(Stored data)
┄┄┄┄┄┄┄┄┄┄┄┄┄┄┄┄┄┄┄┄

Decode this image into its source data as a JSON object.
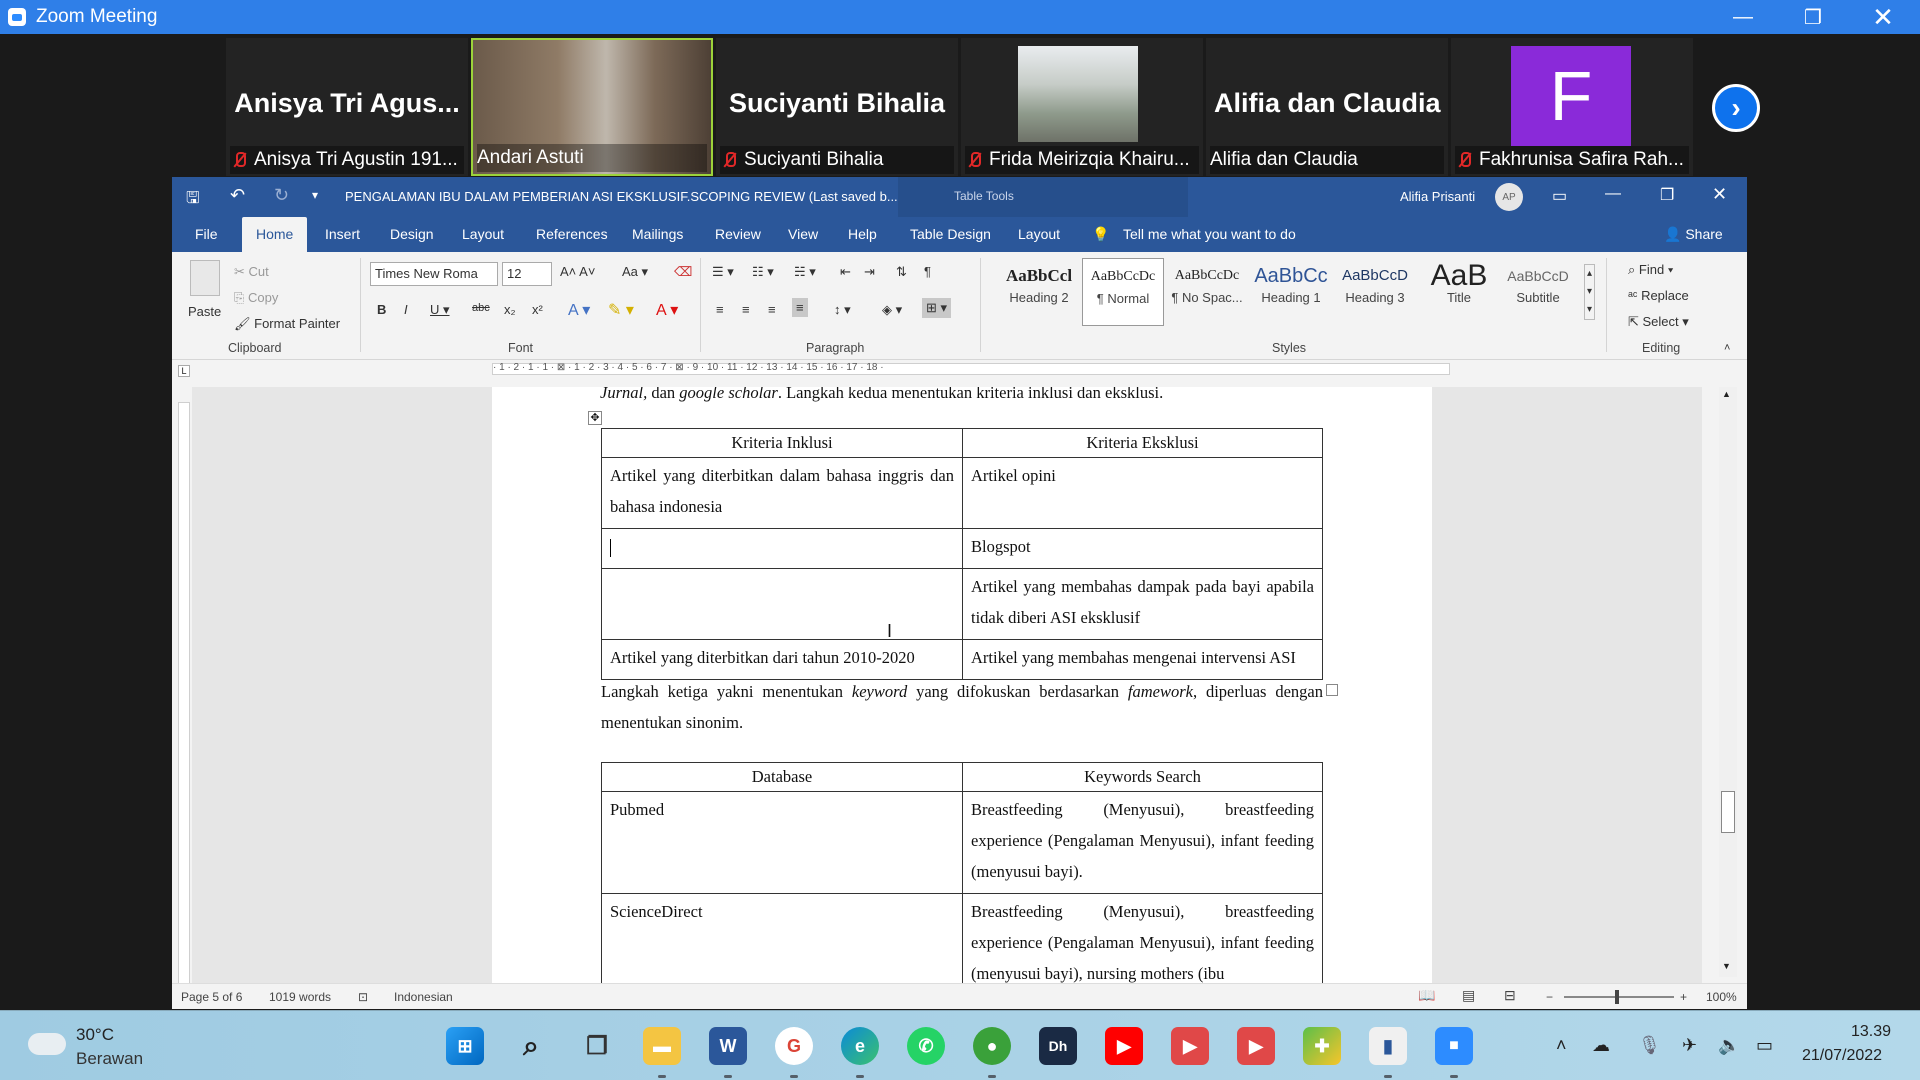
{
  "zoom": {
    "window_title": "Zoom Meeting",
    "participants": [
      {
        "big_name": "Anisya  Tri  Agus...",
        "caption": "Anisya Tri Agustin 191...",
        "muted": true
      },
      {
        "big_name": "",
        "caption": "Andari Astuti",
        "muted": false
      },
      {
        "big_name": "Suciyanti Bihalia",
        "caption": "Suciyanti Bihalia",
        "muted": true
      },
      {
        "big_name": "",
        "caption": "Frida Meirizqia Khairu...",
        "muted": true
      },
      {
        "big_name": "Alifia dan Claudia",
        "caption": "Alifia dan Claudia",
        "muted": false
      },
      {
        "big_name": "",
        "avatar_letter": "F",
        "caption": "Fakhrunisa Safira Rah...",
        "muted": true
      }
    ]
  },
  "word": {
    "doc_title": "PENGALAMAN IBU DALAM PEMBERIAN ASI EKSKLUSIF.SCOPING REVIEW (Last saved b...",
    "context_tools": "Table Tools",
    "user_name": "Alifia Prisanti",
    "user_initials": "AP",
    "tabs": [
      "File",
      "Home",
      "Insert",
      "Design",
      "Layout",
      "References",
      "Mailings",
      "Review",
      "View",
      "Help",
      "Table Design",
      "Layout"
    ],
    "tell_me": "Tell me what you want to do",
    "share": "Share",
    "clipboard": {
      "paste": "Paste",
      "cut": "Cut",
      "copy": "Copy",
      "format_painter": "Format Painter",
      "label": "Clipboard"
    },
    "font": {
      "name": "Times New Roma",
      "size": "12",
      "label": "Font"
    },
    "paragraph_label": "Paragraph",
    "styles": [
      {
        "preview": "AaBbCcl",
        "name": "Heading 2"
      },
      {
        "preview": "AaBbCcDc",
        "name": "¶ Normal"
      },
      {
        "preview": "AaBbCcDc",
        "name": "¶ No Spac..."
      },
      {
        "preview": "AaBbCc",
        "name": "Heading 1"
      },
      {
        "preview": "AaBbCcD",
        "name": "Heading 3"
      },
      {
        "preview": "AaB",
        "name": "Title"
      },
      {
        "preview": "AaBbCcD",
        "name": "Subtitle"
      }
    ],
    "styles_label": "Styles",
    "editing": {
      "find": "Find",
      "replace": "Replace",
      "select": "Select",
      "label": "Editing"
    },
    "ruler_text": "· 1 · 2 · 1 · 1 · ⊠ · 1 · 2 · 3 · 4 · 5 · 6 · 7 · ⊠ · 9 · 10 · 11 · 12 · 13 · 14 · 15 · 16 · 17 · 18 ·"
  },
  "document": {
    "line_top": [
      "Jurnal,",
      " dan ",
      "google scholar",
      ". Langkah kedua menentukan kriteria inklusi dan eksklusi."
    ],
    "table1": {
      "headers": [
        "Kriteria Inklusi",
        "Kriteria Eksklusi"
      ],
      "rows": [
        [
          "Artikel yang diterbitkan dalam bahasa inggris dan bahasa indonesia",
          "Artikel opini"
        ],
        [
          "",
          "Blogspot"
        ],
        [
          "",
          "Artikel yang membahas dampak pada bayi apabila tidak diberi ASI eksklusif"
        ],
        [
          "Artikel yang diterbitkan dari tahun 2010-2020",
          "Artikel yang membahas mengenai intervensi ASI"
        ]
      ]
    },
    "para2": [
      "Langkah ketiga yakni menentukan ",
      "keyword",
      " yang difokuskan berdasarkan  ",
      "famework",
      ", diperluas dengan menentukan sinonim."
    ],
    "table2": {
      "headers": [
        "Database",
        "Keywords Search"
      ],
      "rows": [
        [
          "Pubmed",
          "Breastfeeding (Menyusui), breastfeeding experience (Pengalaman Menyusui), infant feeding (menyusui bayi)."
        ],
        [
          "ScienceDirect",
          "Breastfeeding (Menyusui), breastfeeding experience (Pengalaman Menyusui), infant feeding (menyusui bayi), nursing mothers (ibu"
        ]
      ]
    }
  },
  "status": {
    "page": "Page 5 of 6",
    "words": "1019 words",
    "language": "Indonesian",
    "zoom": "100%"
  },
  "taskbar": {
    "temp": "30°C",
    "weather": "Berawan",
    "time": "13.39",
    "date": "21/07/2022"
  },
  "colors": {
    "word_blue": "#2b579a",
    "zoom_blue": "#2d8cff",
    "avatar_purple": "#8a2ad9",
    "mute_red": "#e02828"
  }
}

┄┄┄┄┄┄┄┄┄┄┄┄┄┄┄┄┄┄┄┄

WHAT NEEDS TO BE DONE>
Restate each of the entries above word for word and skip every image.

RESULT OF THE TASK>
Decode this image into its source data as a JSON object.
{
  "zoom": {
    "window_title": "Zoom Meeting",
    "participants": [
      {
        "big_name": "Anisya  Tri  Agus...",
        "caption": "Anisya Tri Agustin 191...",
        "muted": true
      },
      {
        "big_name": "",
        "caption": "Andari Astuti",
        "muted": false
      },
      {
        "big_name": "Suciyanti Bihalia",
        "caption": "Suciyanti Bihalia",
        "muted": true
      },
      {
        "big_name": "",
        "caption": "Frida Meirizqia Khairu...",
        "muted": true
      },
      {
        "big_name": "Alifia dan Claudia",
        "caption": "Alifia dan Claudia",
        "muted": false
      },
      {
        "big_name": "",
        "avatar_letter": "F",
        "caption": "Fakhrunisa Safira Rah...",
        "muted": true
      }
    ]
  },
  "word": {
    "doc_title": "PENGALAMAN IBU DALAM PEMBERIAN ASI EKSKLUSIF.SCOPING REVIEW (Last saved b...",
    "context_tools": "Table Tools",
    "user_name": "Alifia Prisanti",
    "user_initials": "AP",
    "tabs": [
      "File",
      "Home",
      "Insert",
      "Design",
      "Layout",
      "References",
      "Mailings",
      "Review",
      "View",
      "Help",
      "Table Design",
      "Layout"
    ],
    "tell_me": "Tell me what you want to do",
    "share": "Share",
    "clipboard": {
      "paste": "Paste",
      "cut": "Cut",
      "copy": "Copy",
      "format_painter": "Format Painter",
      "label": "Clipboard"
    },
    "font": {
      "name": "Times New Roma",
      "size": "12",
      "label": "Font"
    },
    "paragraph_label": "Paragraph",
    "styles": [
      {
        "preview": "AaBbCcl",
        "name": "Heading 2"
      },
      {
        "preview": "AaBbCcDc",
        "name": "¶ Normal"
      },
      {
        "preview": "AaBbCcDc",
        "name": "¶ No Spac..."
      },
      {
        "preview": "AaBbCc",
        "name": "Heading 1"
      },
      {
        "preview": "AaBbCcD",
        "name": "Heading 3"
      },
      {
        "preview": "AaB",
        "name": "Title"
      },
      {
        "preview": "AaBbCcD",
        "name": "Subtitle"
      }
    ],
    "styles_label": "Styles",
    "editing": {
      "find": "Find",
      "replace": "Replace",
      "select": "Select",
      "label": "Editing"
    },
    "ruler_text": "· 1 · 2 · 1 · 1 · ⊠ · 1 · 2 · 3 · 4 · 5 · 6 · 7 · ⊠ · 9 · 10 · 11 · 12 · 13 · 14 · 15 · 16 · 17 · 18 ·"
  },
  "document": {
    "line_top": [
      "Jurnal,",
      " dan ",
      "google scholar",
      ". Langkah kedua menentukan kriteria inklusi dan eksklusi."
    ],
    "table1": {
      "headers": [
        "Kriteria Inklusi",
        "Kriteria Eksklusi"
      ],
      "rows": [
        [
          "Artikel yang diterbitkan dalam bahasa inggris dan bahasa indonesia",
          "Artikel opini"
        ],
        [
          "",
          "Blogspot"
        ],
        [
          "",
          "Artikel yang membahas dampak pada bayi apabila tidak diberi ASI eksklusif"
        ],
        [
          "Artikel yang diterbitkan dari tahun 2010-2020",
          "Artikel yang membahas mengenai intervensi ASI"
        ]
      ]
    },
    "para2": [
      "Langkah ketiga yakni menentukan ",
      "keyword",
      " yang difokuskan berdasarkan  ",
      "famework",
      ", diperluas dengan menentukan sinonim."
    ],
    "table2": {
      "headers": [
        "Database",
        "Keywords Search"
      ],
      "rows": [
        [
          "Pubmed",
          "Breastfeeding (Menyusui), breastfeeding experience (Pengalaman Menyusui), infant feeding (menyusui bayi)."
        ],
        [
          "ScienceDirect",
          "Breastfeeding (Menyusui), breastfeeding experience (Pengalaman Menyusui), infant feeding (menyusui bayi), nursing mothers (ibu"
        ]
      ]
    }
  },
  "status": {
    "page": "Page 5 of 6",
    "words": "1019 words",
    "language": "Indonesian",
    "zoom": "100%"
  },
  "taskbar": {
    "temp": "30°C",
    "weather": "Berawan",
    "time": "13.39",
    "date": "21/07/2022"
  },
  "colors": {
    "word_blue": "#2b579a",
    "zoom_blue": "#2d8cff",
    "avatar_purple": "#8a2ad9",
    "mute_red": "#e02828"
  }
}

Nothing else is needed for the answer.